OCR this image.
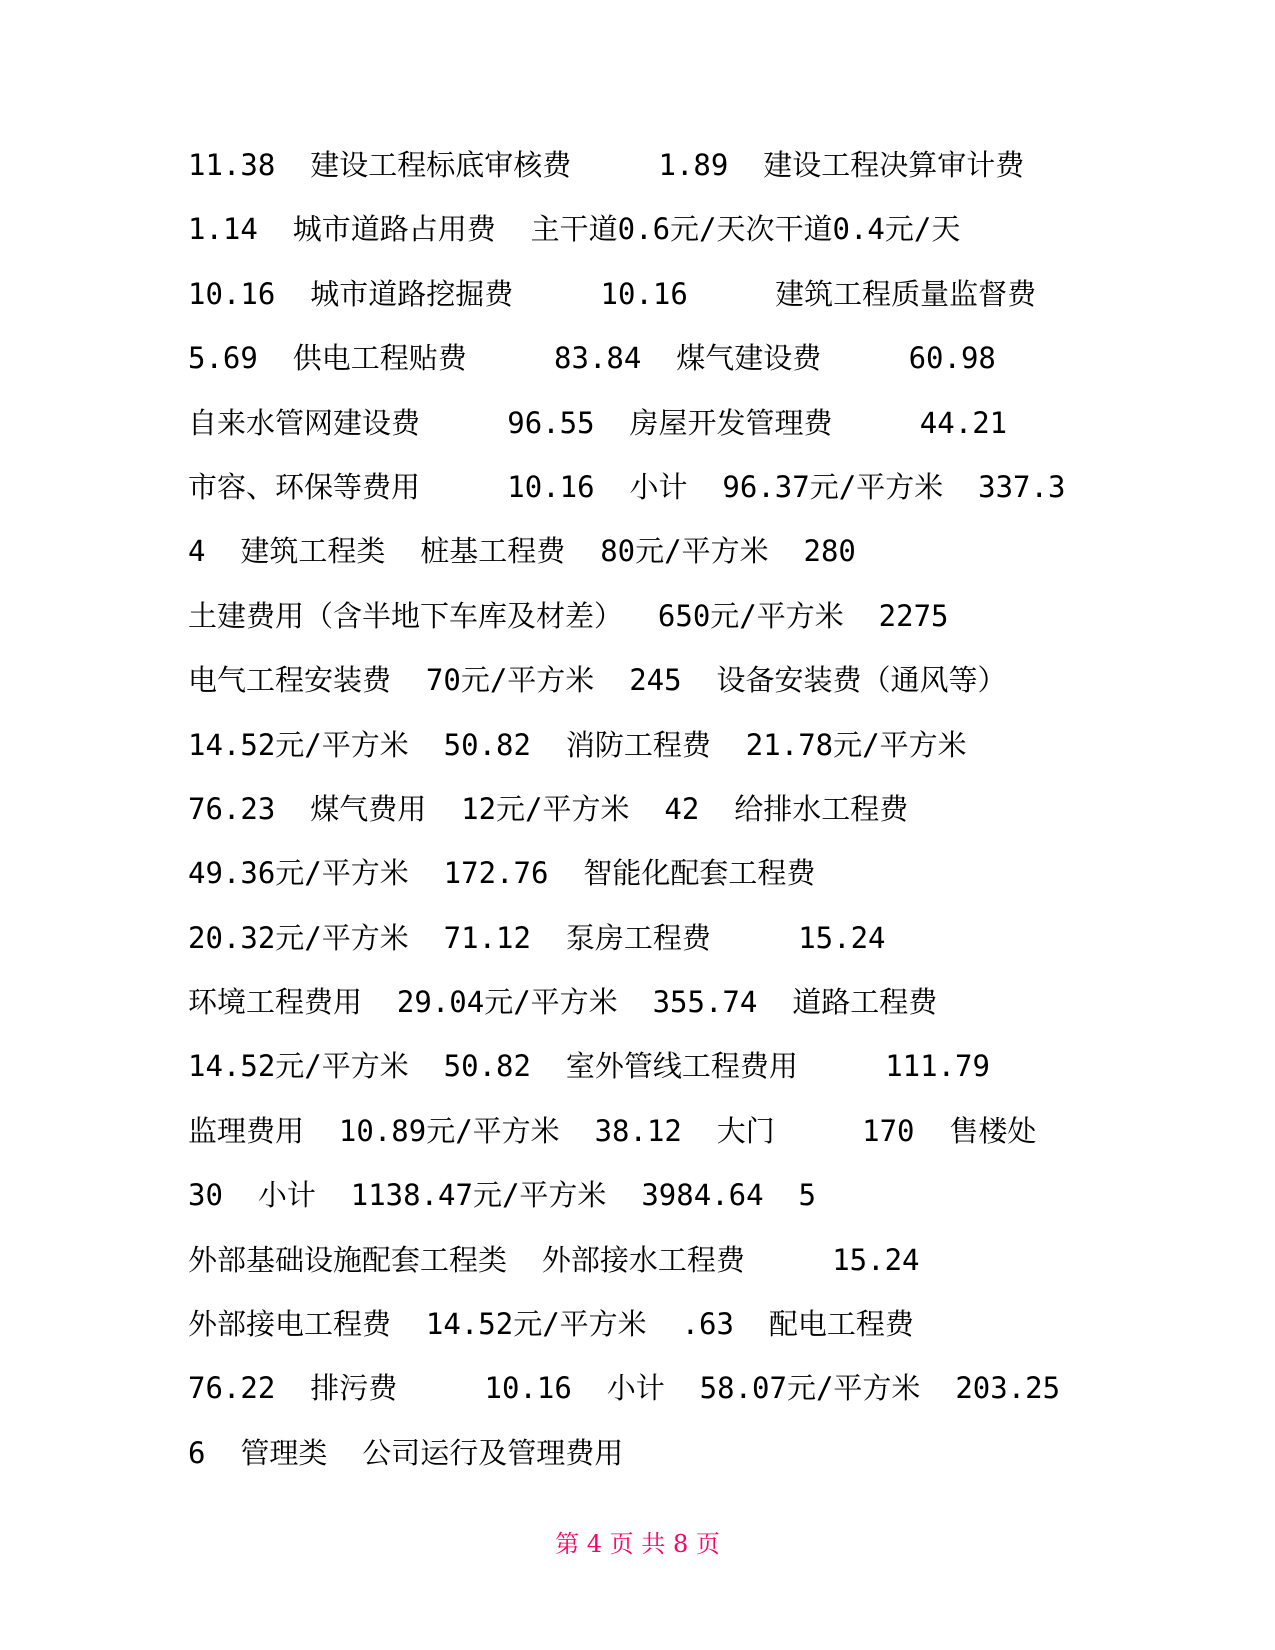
11.38  建设工程标底审核费     1.89  建设工程决算审计费
1.14  城市道路占用费  主干道0.6元/天次干道0.4元/天
10.16  城市道路挖掘费     10.16     建筑工程质量监督费
5.69  供电工程贴费     83.84  煤气建设费     60.98
自来水管网建设费     96.55  房屋开发管理费     44.21
市容、环保等费用     10.16  小计  96.37元/平方米  337.3
4  建筑工程类  桩基工程费  80元/平方米  280
土建费用（含半地下车库及材差）  650元/平方米  2275
电气工程安装费  70元/平方米  245  设备安装费（通风等）
14.52元/平方米  50.82  消防工程费  21.78元/平方米
76.23  煤气费用  12元/平方米  42  给排水工程费
49.36元/平方米  172.76  智能化配套工程费
20.32元/平方米  71.12  泵房工程费     15.24
环境工程费用  29.04元/平方米  355.74  道路工程费
14.52元/平方米  50.82  室外管线工程费用     111.79
监理费用  10.89元/平方米  38.12  大门     170  售楼处
30  小计  1138.47元/平方米  3984.64  5
外部基础设施配套工程类  外部接水工程费     15.24
外部接电工程费  14.52元/平方米  .63  配电工程费
76.22  排污费     10.16  小计  58.07元/平方米  203.25
6  管理类  公司运行及管理费用
第 4 页 共 8 页
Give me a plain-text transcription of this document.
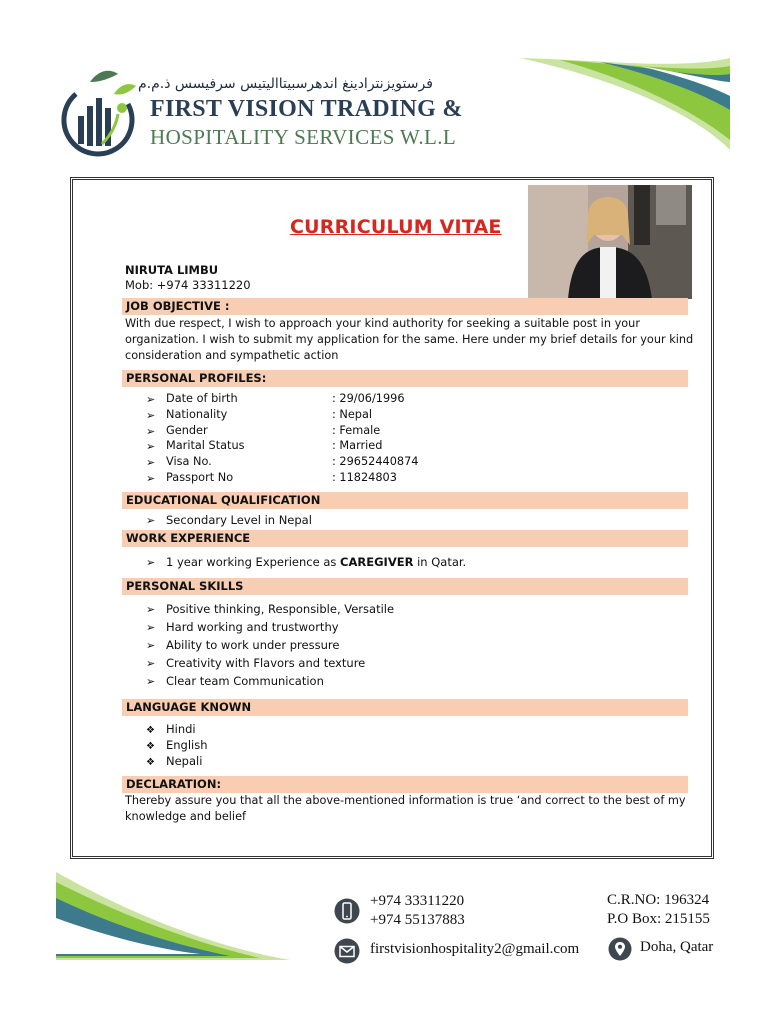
فرستويزنترادينغ اندهرسبيتااليتيس سرفيسس ذ.م.م
FIRST VISION TRADING &
HOSPITALITY SERVICES W.L.L
CURRICULUM VITAE
NIRUTA LIMBU
Mob: +974 33311220
JOB OBJECTIVE :
With due respect, I wish to approach your kind authority for seeking a suitable post in your organization. I wish to submit my application for the same. Here under my brief details for your kind consideration and sympathetic action
PERSONAL PROFILES:
➢ Date of birth	: 29/06/1996
➢ Nationality	: Nepal
➢ Gender	: Female
➢ Marital Status	: Married
➢ Visa No.	: 29652440874
➢ Passport No	: 11824803
EDUCATIONAL QUALIFICATION
➢ Secondary Level in Nepal
WORK EXPERIENCE
➢ 1 year working Experience as CAREGIVER in Qatar.
PERSONAL SKILLS
➢ Positive thinking, Responsible, Versatile
➢ Hard working and trustworthy
➢ Ability to work under pressure
➢ Creativity with Flavors and texture
➢ Clear team Communication
LANGUAGE KNOWN
❖ Hindi
❖ English
❖ Nepali
DECLARATION:
Thereby assure you that all the above-mentioned information is true ‘and correct to the best of my knowledge and belief
+974 33311220
+974 55137883
firstvisionhospitality2@gmail.com
C.R.NO: 196324
P.O Box: 215155
Doha, Qatar
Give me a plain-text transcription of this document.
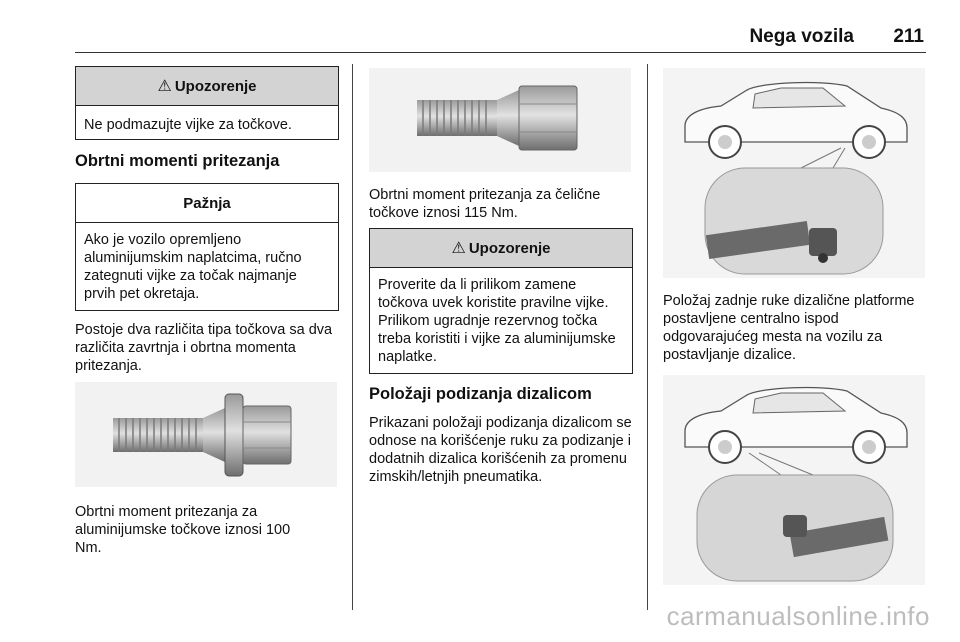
Nega vozila 211
⚠ Upozorenje
Ne podmazujte vijke za točkove.
Obrtni momenti pritezanja
Pažnja
Ako je vozilo opremljeno aluminijumskim naplatcima, ručno zategnuti vijke za točak najmanje prvih pet okretaja.
Postoje dva različita tipa točkova sa dva različita zavrtnja i obrtna momenta pritezanja.
Obrtni moment pritezanja za aluminijumske točkove iznosi 100 Nm.
Obrtni moment pritezanja za čelične točkove iznosi 115 Nm.
⚠ Upozorenje
Proverite da li prilikom zamene točkova uvek koristite pravilne vijke. Prilikom ugradnje rezervnog točka treba koristiti i vijke za aluminijumske naplatke.
Položaji podizanja dizalicom
Prikazani položaji podizanja dizalicom se odnose na korišćenje ruku za podizanje i dodatnih dizalica korišćenih za promenu zimskih/letnjih pneumatika.
Položaj zadnje ruke dizalične platforme postavljene centralno ispod odgovarajućeg mesta na vozilu za postavljanje dizalice.
carmanualsonline.info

--- Task prompt ---
Select and copy each line from the data that includes the word "iznosi".

--- Worked solution ---
Obrtni moment pritezanja za aluminijumske točkove iznosi 100 Nm.
Obrtni moment pritezanja za čelične točkove iznosi 115 Nm.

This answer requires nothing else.